··· Material for the task

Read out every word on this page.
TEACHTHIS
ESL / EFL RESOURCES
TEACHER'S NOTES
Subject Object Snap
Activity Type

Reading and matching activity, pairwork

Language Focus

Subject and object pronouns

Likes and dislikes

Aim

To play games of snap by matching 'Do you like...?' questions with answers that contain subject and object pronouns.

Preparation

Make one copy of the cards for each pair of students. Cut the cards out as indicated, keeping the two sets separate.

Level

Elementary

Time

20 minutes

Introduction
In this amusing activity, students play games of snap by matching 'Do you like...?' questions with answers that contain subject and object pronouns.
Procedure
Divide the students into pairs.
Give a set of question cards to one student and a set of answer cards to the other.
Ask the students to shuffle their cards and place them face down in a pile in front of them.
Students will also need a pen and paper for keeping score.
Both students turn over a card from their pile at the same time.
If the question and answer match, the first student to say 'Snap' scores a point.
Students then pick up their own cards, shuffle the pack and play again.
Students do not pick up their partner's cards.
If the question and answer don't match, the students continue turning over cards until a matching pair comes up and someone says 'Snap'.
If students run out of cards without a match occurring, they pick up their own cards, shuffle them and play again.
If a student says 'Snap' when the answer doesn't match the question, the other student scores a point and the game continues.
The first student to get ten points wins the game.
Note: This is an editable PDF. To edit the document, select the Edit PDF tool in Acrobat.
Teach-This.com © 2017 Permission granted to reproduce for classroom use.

······

§ **What this task involves**
Return the entries above exactly as they appear.

§ **Correct output**
Read out every word on this page.
TEACHTHIS
ESL / EFL RESOURCES
TEACHER'S NOTES
Subject Object Snap
Activity Type

Reading and matching activity, pairwork

Language Focus

Subject and object pronouns

Likes and dislikes

Aim

To play games of snap by matching 'Do you like...?' questions with answers that contain subject and object pronouns.

Preparation

Make one copy of the cards for each pair of students. Cut the cards out as indicated, keeping the two sets separate.

Level

Elementary

Time

20 minutes

Introduction
In this amusing activity, students play games of snap by matching 'Do you like...?' questions with answers that contain subject and object pronouns.
Procedure
Divide the students into pairs.
Give a set of question cards to one student and a set of answer cards to the other.
Ask the students to shuffle their cards and place them face down in a pile in front of them.
Students will also need a pen and paper for keeping score.
Both students turn over a card from their pile at the same time.
If the question and answer match, the first student to say 'Snap' scores a point.
Students then pick up their own cards, shuffle the pack and play again.
Students do not pick up their partner's cards.
If the question and answer don't match, the students continue turning over cards until a matching pair comes up and someone says 'Snap'.
If students run out of cards without a match occurring, they pick up their own cards, shuffle them and play again.
If a student says 'Snap' when the answer doesn't match the question, the other student scores a point and the game continues.
The first student to get ten points wins the game.
Note: This is an editable PDF. To edit the document, select the Edit PDF tool in Acrobat.
Teach-This.com © 2017 Permission granted to reproduce for classroom use.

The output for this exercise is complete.